(Short task)
Locate each line below that includes "Yuan" and reproduce it.

[Items listed in a dataset]
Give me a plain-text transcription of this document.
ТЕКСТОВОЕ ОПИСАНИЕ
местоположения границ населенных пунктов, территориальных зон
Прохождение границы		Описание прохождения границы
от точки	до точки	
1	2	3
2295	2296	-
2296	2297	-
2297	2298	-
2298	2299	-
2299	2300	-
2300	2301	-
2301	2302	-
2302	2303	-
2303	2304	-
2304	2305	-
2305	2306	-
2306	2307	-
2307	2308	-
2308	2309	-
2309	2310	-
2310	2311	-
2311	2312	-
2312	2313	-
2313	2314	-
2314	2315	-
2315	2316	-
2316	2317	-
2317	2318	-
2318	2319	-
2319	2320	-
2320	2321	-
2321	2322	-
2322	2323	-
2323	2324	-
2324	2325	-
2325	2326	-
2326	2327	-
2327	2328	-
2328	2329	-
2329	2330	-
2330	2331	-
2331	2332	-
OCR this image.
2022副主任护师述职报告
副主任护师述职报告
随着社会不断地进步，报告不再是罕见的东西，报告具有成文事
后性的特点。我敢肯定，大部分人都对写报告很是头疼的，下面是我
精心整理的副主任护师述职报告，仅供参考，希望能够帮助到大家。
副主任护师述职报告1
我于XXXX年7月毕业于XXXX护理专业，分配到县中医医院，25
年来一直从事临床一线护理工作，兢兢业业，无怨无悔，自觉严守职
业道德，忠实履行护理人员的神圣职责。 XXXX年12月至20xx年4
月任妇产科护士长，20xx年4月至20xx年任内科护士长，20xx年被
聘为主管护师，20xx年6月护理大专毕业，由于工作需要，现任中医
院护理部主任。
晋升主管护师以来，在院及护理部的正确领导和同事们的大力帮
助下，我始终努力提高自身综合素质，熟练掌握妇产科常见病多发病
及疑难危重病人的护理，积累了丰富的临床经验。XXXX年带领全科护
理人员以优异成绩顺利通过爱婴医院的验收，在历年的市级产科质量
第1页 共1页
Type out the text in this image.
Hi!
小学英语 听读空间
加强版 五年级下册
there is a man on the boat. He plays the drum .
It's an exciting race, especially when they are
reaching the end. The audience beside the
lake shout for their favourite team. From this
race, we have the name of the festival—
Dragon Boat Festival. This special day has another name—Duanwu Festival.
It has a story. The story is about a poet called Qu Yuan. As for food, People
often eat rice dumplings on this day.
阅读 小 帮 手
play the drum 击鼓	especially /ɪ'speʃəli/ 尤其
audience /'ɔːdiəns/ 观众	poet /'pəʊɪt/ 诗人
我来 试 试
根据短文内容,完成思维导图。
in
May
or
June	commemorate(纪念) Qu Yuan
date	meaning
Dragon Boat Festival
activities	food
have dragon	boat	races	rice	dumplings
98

(Result)
It has a story. The story is about a poet called Qu Yuan. As for food, People
June	commemorate(纪念) Qu Yuan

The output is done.